- [SHORT PROBLEM] Retype all of the entries word for word.

- [Items listed in a dataset]
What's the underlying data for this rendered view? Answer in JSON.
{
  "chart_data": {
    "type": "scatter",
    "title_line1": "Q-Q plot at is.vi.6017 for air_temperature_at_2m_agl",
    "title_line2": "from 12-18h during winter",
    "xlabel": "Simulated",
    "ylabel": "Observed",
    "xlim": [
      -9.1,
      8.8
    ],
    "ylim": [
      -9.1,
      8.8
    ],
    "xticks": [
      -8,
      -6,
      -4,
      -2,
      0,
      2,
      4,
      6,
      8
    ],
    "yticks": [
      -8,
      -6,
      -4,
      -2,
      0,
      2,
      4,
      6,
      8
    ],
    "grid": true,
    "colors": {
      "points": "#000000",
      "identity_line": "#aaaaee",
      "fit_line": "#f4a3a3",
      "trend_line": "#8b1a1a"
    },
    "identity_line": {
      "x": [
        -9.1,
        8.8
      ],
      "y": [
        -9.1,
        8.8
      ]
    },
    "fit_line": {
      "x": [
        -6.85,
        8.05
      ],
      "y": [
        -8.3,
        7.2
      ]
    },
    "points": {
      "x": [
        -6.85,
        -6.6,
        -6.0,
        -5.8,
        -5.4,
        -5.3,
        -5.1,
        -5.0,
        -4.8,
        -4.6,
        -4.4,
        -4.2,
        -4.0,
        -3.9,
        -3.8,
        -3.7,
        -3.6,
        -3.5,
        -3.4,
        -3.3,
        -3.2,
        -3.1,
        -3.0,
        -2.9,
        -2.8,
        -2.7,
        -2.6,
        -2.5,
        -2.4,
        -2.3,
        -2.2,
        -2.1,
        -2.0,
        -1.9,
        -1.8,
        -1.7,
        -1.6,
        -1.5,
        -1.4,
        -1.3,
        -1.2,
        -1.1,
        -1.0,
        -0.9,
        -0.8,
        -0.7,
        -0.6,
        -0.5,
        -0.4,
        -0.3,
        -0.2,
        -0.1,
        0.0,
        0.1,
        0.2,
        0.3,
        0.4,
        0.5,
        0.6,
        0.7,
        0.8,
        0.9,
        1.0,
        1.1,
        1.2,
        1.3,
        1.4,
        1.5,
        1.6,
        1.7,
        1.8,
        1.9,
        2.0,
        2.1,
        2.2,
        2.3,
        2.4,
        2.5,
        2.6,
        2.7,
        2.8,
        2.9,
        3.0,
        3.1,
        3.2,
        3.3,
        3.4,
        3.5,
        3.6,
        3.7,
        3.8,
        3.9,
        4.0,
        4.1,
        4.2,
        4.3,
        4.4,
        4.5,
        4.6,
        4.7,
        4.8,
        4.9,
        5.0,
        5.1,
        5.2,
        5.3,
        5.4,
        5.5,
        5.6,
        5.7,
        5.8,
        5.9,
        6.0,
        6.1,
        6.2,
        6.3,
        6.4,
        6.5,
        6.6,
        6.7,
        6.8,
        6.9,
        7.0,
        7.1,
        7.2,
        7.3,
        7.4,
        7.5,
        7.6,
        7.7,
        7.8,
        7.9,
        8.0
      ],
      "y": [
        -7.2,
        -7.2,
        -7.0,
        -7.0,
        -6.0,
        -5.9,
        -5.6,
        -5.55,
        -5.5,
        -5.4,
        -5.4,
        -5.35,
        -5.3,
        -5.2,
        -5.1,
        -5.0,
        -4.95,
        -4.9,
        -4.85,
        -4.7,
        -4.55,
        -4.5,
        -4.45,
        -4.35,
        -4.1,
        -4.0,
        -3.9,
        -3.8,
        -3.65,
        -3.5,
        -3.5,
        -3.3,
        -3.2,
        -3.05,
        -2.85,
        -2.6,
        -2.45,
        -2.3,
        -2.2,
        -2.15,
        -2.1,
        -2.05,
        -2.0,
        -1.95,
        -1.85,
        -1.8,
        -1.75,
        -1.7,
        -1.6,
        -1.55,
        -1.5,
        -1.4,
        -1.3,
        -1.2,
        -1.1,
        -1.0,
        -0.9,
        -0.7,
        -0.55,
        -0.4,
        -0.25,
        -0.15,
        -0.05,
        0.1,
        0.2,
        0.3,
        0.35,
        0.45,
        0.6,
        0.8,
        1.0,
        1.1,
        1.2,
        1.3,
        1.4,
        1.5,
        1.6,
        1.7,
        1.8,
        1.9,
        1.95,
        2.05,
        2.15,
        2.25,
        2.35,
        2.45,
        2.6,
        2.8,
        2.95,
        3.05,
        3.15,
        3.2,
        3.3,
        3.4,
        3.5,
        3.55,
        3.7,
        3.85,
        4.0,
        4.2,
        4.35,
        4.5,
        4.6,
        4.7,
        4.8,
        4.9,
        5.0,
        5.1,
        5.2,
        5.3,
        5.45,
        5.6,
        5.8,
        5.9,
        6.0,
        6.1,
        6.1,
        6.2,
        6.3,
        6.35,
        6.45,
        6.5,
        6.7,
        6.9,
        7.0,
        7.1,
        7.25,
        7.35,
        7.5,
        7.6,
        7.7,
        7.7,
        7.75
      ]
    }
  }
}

- [RESULT OF THIS TASK]
What's the underlying data for this rendered view? Answer in JSON.
{
  "chart_data": {
    "type": "scatter",
    "title_line1": "Q-Q plot at is.vi.6017 for air_temperature_at_2m_agl",
    "title_line2": "from 12-18h during winter",
    "xlabel": "Simulated",
    "ylabel": "Observed",
    "xlim": [
      -9.1,
      8.8
    ],
    "ylim": [
      -9.1,
      8.8
    ],
    "xticks": [
      -8,
      -6,
      -4,
      -2,
      0,
      2,
      4,
      6,
      8
    ],
    "yticks": [
      -8,
      -6,
      -4,
      -2,
      0,
      2,
      4,
      6,
      8
    ],
    "grid": true,
    "colors": {
      "points": "#000000",
      "identity_line": "#aaaaee",
      "fit_line": "#f4a3a3",
      "trend_line": "#8b1a1a"
    },
    "identity_line": {
      "x": [
        -9.1,
        8.8
      ],
      "y": [
        -9.1,
        8.8
      ]
    },
    "fit_line": {
      "x": [
        -6.85,
        8.05
      ],
      "y": [
        -8.3,
        7.2
      ]
    },
    "points": {
      "x": [
        -6.85,
        -6.6,
        -6.0,
        -5.8,
        -5.4,
        -5.3,
        -5.1,
        -5.0,
        -4.8,
        -4.6,
        -4.4,
        -4.2,
        -4.0,
        -3.9,
        -3.8,
        -3.7,
        -3.6,
        -3.5,
        -3.4,
        -3.3,
        -3.2,
        -3.1,
        -3.0,
        -2.9,
        -2.8,
        -2.7,
        -2.6,
        -2.5,
        -2.4,
        -2.3,
        -2.2,
        -2.1,
        -2.0,
        -1.9,
        -1.8,
        -1.7,
        -1.6,
        -1.5,
        -1.4,
        -1.3,
        -1.2,
        -1.1,
        -1.0,
        -0.9,
        -0.8,
        -0.7,
        -0.6,
        -0.5,
        -0.4,
        -0.3,
        -0.2,
        -0.1,
        0.0,
        0.1,
        0.2,
        0.3,
        0.4,
        0.5,
        0.6,
        0.7,
        0.8,
        0.9,
        1.0,
        1.1,
        1.2,
        1.3,
        1.4,
        1.5,
        1.6,
        1.7,
        1.8,
        1.9,
        2.0,
        2.1,
        2.2,
        2.3,
        2.4,
        2.5,
        2.6,
        2.7,
        2.8,
        2.9,
        3.0,
        3.1,
        3.2,
        3.3,
        3.4,
        3.5,
        3.6,
        3.7,
        3.8,
        3.9,
        4.0,
        4.1,
        4.2,
        4.3,
        4.4,
        4.5,
        4.6,
        4.7,
        4.8,
        4.9,
        5.0,
        5.1,
        5.2,
        5.3,
        5.4,
        5.5,
        5.6,
        5.7,
        5.8,
        5.9,
        6.0,
        6.1,
        6.2,
        6.3,
        6.4,
        6.5,
        6.6,
        6.7,
        6.8,
        6.9,
        7.0,
        7.1,
        7.2,
        7.3,
        7.4,
        7.5,
        7.6,
        7.7,
        7.8,
        7.9,
        8.0
      ],
      "y": [
        -7.2,
        -7.2,
        -7.0,
        -7.0,
        -6.0,
        -5.9,
        -5.6,
        -5.55,
        -5.5,
        -5.4,
        -5.4,
        -5.35,
        -5.3,
        -5.2,
        -5.1,
        -5.0,
        -4.95,
        -4.9,
        -4.85,
        -4.7,
        -4.55,
        -4.5,
        -4.45,
        -4.35,
        -4.1,
        -4.0,
        -3.9,
        -3.8,
        -3.65,
        -3.5,
        -3.5,
        -3.3,
        -3.2,
        -3.05,
        -2.85,
        -2.6,
        -2.45,
        -2.3,
        -2.2,
        -2.15,
        -2.1,
        -2.05,
        -2.0,
        -1.95,
        -1.85,
        -1.8,
        -1.75,
        -1.7,
        -1.6,
        -1.55,
        -1.5,
        -1.4,
        -1.3,
        -1.2,
        -1.1,
        -1.0,
        -0.9,
        -0.7,
        -0.55,
        -0.4,
        -0.25,
        -0.15,
        -0.05,
        0.1,
        0.2,
        0.3,
        0.35,
        0.45,
        0.6,
        0.8,
        1.0,
        1.1,
        1.2,
        1.3,
        1.4,
        1.5,
        1.6,
        1.7,
        1.8,
        1.9,
        1.95,
        2.05,
        2.15,
        2.25,
        2.35,
        2.45,
        2.6,
        2.8,
        2.95,
        3.05,
        3.15,
        3.2,
        3.3,
        3.4,
        3.5,
        3.55,
        3.7,
        3.85,
        4.0,
        4.2,
        4.35,
        4.5,
        4.6,
        4.7,
        4.8,
        4.9,
        5.0,
        5.1,
        5.2,
        5.3,
        5.45,
        5.6,
        5.8,
        5.9,
        6.0,
        6.1,
        6.1,
        6.2,
        6.3,
        6.35,
        6.45,
        6.5,
        6.7,
        6.9,
        7.0,
        7.1,
        7.25,
        7.35,
        7.5,
        7.6,
        7.7,
        7.7,
        7.75
      ]
    }
  }
}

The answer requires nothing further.